** BEGIN GIVEN ENTRIES **

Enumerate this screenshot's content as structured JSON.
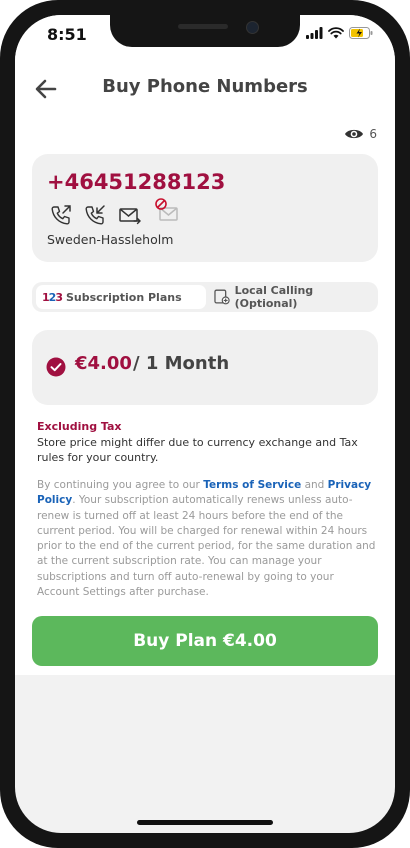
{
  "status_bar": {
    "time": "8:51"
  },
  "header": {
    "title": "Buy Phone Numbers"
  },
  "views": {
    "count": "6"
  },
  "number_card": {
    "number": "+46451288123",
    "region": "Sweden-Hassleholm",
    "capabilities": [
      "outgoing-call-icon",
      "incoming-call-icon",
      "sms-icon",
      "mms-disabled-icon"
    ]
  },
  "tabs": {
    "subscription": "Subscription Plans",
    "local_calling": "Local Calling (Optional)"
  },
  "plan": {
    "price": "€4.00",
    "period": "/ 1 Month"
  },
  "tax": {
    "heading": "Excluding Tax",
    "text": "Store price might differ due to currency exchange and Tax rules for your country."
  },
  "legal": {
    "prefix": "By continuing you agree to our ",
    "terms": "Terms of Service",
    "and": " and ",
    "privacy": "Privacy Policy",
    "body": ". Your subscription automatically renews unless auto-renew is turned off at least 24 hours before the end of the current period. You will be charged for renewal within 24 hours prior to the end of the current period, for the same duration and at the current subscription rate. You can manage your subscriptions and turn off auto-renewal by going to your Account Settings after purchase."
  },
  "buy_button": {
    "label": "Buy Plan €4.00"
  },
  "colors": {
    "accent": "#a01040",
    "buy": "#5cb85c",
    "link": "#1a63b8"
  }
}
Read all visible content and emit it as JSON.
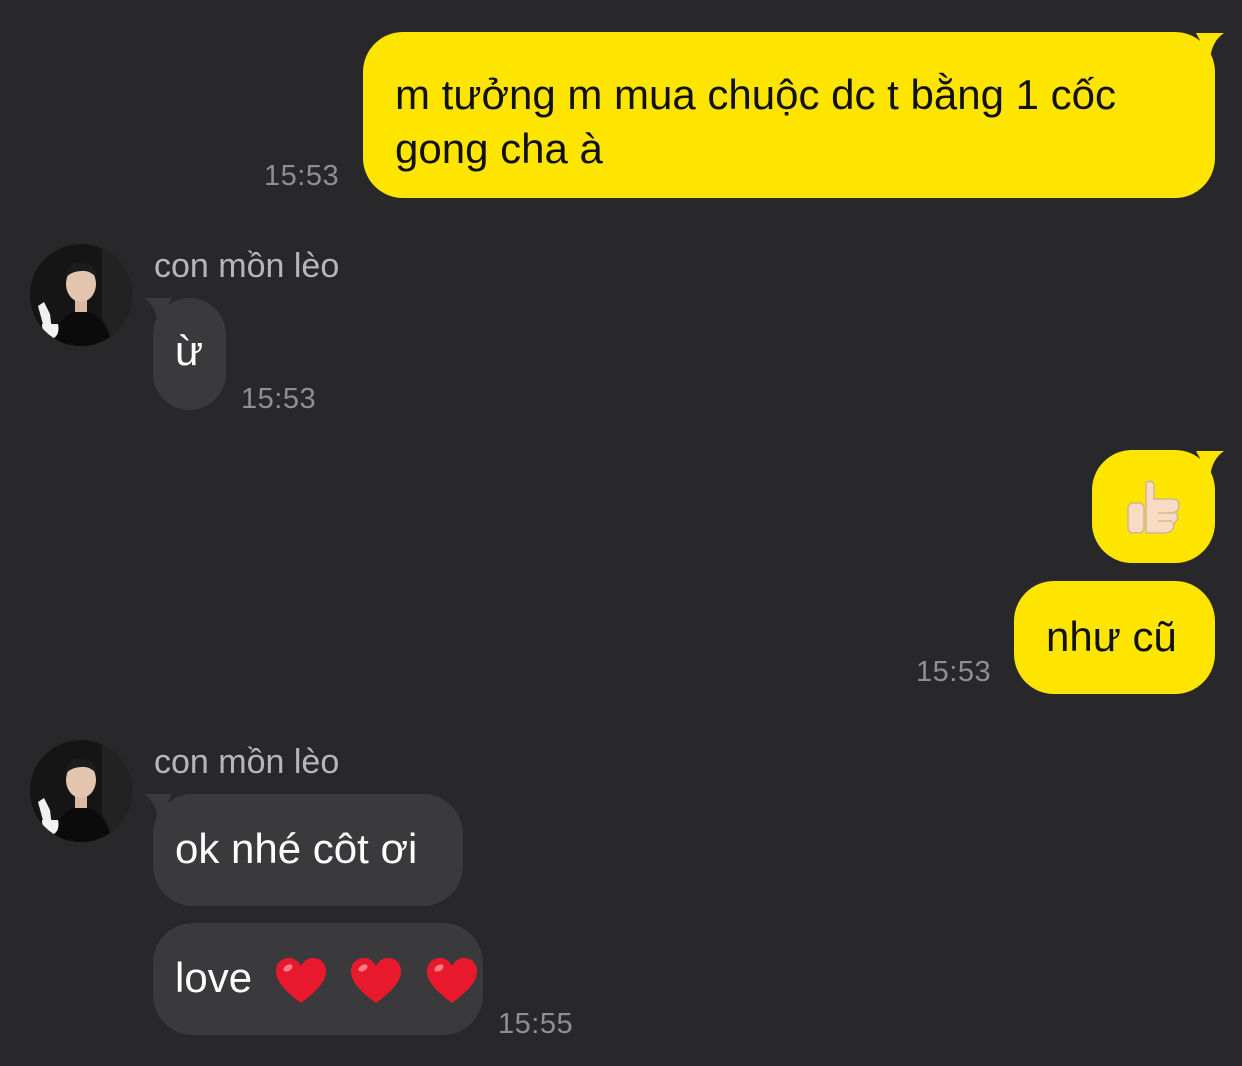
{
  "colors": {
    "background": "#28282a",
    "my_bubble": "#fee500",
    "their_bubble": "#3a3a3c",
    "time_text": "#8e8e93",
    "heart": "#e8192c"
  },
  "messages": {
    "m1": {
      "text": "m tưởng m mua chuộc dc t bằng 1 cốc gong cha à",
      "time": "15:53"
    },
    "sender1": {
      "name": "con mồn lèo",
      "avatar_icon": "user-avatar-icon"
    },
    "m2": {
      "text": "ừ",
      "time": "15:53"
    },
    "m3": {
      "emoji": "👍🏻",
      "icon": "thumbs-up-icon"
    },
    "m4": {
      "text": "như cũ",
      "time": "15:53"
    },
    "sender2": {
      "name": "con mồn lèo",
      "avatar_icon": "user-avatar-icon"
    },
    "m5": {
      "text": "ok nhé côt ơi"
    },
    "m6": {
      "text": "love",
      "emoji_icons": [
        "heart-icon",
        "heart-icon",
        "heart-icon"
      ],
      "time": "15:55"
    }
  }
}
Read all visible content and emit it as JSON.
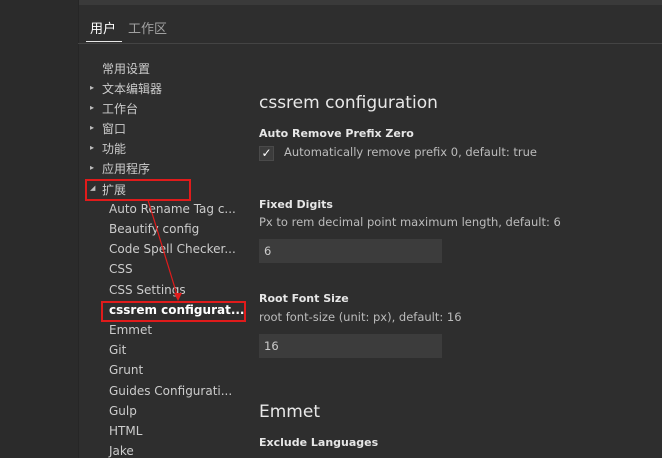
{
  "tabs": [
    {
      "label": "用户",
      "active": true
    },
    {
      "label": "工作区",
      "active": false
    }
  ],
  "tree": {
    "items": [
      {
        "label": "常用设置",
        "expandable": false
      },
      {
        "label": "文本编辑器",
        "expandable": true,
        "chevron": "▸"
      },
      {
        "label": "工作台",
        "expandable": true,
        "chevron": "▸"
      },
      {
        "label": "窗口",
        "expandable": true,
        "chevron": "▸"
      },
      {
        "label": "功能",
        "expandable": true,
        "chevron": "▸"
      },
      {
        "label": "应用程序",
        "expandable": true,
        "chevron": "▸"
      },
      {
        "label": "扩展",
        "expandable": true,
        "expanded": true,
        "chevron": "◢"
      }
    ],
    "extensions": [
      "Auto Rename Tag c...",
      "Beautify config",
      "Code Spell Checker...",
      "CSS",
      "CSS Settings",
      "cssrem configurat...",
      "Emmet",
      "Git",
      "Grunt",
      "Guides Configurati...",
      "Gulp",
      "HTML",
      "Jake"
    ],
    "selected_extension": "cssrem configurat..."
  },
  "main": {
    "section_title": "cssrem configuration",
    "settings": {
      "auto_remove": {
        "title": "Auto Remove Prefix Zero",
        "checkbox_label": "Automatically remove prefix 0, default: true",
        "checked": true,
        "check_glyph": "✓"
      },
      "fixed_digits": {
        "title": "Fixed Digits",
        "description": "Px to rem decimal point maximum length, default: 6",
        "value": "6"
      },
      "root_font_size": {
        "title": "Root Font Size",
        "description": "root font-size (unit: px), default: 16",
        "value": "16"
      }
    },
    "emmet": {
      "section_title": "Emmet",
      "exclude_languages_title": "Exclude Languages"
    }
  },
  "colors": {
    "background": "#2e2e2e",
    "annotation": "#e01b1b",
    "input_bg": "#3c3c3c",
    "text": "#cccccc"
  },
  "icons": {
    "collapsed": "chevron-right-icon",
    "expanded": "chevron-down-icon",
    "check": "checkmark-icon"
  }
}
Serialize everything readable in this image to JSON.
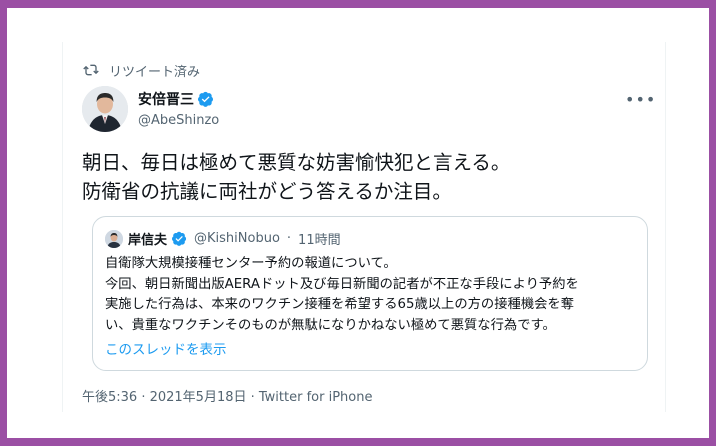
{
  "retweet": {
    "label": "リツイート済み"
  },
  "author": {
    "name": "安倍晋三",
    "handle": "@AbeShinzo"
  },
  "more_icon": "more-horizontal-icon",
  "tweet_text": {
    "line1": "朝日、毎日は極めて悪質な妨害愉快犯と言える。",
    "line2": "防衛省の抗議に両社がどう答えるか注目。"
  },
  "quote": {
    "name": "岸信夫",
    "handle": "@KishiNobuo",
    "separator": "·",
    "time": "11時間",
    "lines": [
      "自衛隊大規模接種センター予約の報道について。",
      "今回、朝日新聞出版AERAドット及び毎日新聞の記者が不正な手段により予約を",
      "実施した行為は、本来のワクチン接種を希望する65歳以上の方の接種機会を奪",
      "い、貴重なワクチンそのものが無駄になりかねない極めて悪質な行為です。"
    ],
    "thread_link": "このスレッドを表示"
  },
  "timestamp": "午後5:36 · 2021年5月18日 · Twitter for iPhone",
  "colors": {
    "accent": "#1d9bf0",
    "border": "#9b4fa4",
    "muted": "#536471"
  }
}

** END GIVEN ENTRIES **

- _WHAT YOU WILL DO_:
Copy every record character for character. Skip the pictures.

- _TASK SOLUTION_:
Enumerate this screenshot's content as structured JSON.
{
  "status_bar": {
    "time": "8:51"
  },
  "header": {
    "title": "Buy Phone Numbers"
  },
  "views": {
    "count": "6"
  },
  "number_card": {
    "number": "+46451288123",
    "region": "Sweden-Hassleholm",
    "capabilities": [
      "outgoing-call-icon",
      "incoming-call-icon",
      "sms-icon",
      "mms-disabled-icon"
    ]
  },
  "tabs": {
    "subscription": "Subscription Plans",
    "local_calling": "Local Calling (Optional)"
  },
  "plan": {
    "price": "€4.00",
    "period": "/ 1 Month"
  },
  "tax": {
    "heading": "Excluding Tax",
    "text": "Store price might differ due to currency exchange and Tax rules for your country."
  },
  "legal": {
    "prefix": "By continuing you agree to our ",
    "terms": "Terms of Service",
    "and": " and ",
    "privacy": "Privacy Policy",
    "body": ". Your subscription automatically renews unless auto-renew is turned off at least 24 hours before the end of the current period. You will be charged for renewal within 24 hours prior to the end of the current period, for the same duration and at the current subscription rate. You can manage your subscriptions and turn off auto-renewal by going to your Account Settings after purchase."
  },
  "buy_button": {
    "label": "Buy Plan €4.00"
  },
  "colors": {
    "accent": "#a01040",
    "buy": "#5cb85c",
    "link": "#1a63b8"
  }
}
Read all visible content and emit it as JSON.
{
  "colors": {
    "background": "#28282a",
    "my_bubble": "#fee500",
    "their_bubble": "#3a3a3c",
    "time_text": "#8e8e93",
    "heart": "#e8192c"
  },
  "messages": {
    "m1": {
      "text": "m tưởng m mua chuộc dc t bằng 1 cốc gong cha à",
      "time": "15:53"
    },
    "sender1": {
      "name": "con mồn lèo",
      "avatar_icon": "user-avatar-icon"
    },
    "m2": {
      "text": "ừ",
      "time": "15:53"
    },
    "m3": {
      "emoji": "👍🏻",
      "icon": "thumbs-up-icon"
    },
    "m4": {
      "text": "như cũ",
      "time": "15:53"
    },
    "sender2": {
      "name": "con mồn lèo",
      "avatar_icon": "user-avatar-icon"
    },
    "m5": {
      "text": "ok nhé côt ơi"
    },
    "m6": {
      "text": "love",
      "emoji_icons": [
        "heart-icon",
        "heart-icon",
        "heart-icon"
      ],
      "time": "15:55"
    }
  }
}
Read all visible content and emit it as JSON.
{
  "tabs": [
    {
      "label": "用户",
      "active": true
    },
    {
      "label": "工作区",
      "active": false
    }
  ],
  "tree": {
    "items": [
      {
        "label": "常用设置",
        "expandable": false
      },
      {
        "label": "文本编辑器",
        "expandable": true,
        "chevron": "▸"
      },
      {
        "label": "工作台",
        "expandable": true,
        "chevron": "▸"
      },
      {
        "label": "窗口",
        "expandable": true,
        "chevron": "▸"
      },
      {
        "label": "功能",
        "expandable": true,
        "chevron": "▸"
      },
      {
        "label": "应用程序",
        "expandable": true,
        "chevron": "▸"
      },
      {
        "label": "扩展",
        "expandable": true,
        "expanded": true,
        "chevron": "◢"
      }
    ],
    "extensions": [
      "Auto Rename Tag c...",
      "Beautify config",
      "Code Spell Checker...",
      "CSS",
      "CSS Settings",
      "cssrem configurat...",
      "Emmet",
      "Git",
      "Grunt",
      "Guides Configurati...",
      "Gulp",
      "HTML",
      "Jake"
    ],
    "selected_extension": "cssrem configurat..."
  },
  "main": {
    "section_title": "cssrem configuration",
    "settings": {
      "auto_remove": {
        "title": "Auto Remove Prefix Zero",
        "checkbox_label": "Automatically remove prefix 0, default: true",
        "checked": true,
        "check_glyph": "✓"
      },
      "fixed_digits": {
        "title": "Fixed Digits",
        "description": "Px to rem decimal point maximum length, default: 6",
        "value": "6"
      },
      "root_font_size": {
        "title": "Root Font Size",
        "description": "root font-size (unit: px), default: 16",
        "value": "16"
      }
    },
    "emmet": {
      "section_title": "Emmet",
      "exclude_languages_title": "Exclude Languages"
    }
  },
  "colors": {
    "background": "#2e2e2e",
    "annotation": "#e01b1b",
    "input_bg": "#3c3c3c",
    "text": "#cccccc"
  },
  "icons": {
    "collapsed": "chevron-right-icon",
    "expanded": "chevron-down-icon",
    "check": "checkmark-icon"
  }
}
Serialize everything readable in this image to JSON.
{
  "retweet": {
    "label": "リツイート済み"
  },
  "author": {
    "name": "安倍晋三",
    "handle": "@AbeShinzo"
  },
  "more_icon": "more-horizontal-icon",
  "tweet_text": {
    "line1": "朝日、毎日は極めて悪質な妨害愉快犯と言える。",
    "line2": "防衛省の抗議に両社がどう答えるか注目。"
  },
  "quote": {
    "name": "岸信夫",
    "handle": "@KishiNobuo",
    "separator": "·",
    "time": "11時間",
    "lines": [
      "自衛隊大規模接種センター予約の報道について。",
      "今回、朝日新聞出版AERAドット及び毎日新聞の記者が不正な手段により予約を",
      "実施した行為は、本来のワクチン接種を希望する65歳以上の方の接種機会を奪",
      "い、貴重なワクチンそのものが無駄になりかねない極めて悪質な行為です。"
    ],
    "thread_link": "このスレッドを表示"
  },
  "timestamp": "午後5:36 · 2021年5月18日 · Twitter for iPhone",
  "colors": {
    "accent": "#1d9bf0",
    "border": "#9b4fa4",
    "muted": "#536471"
  }
}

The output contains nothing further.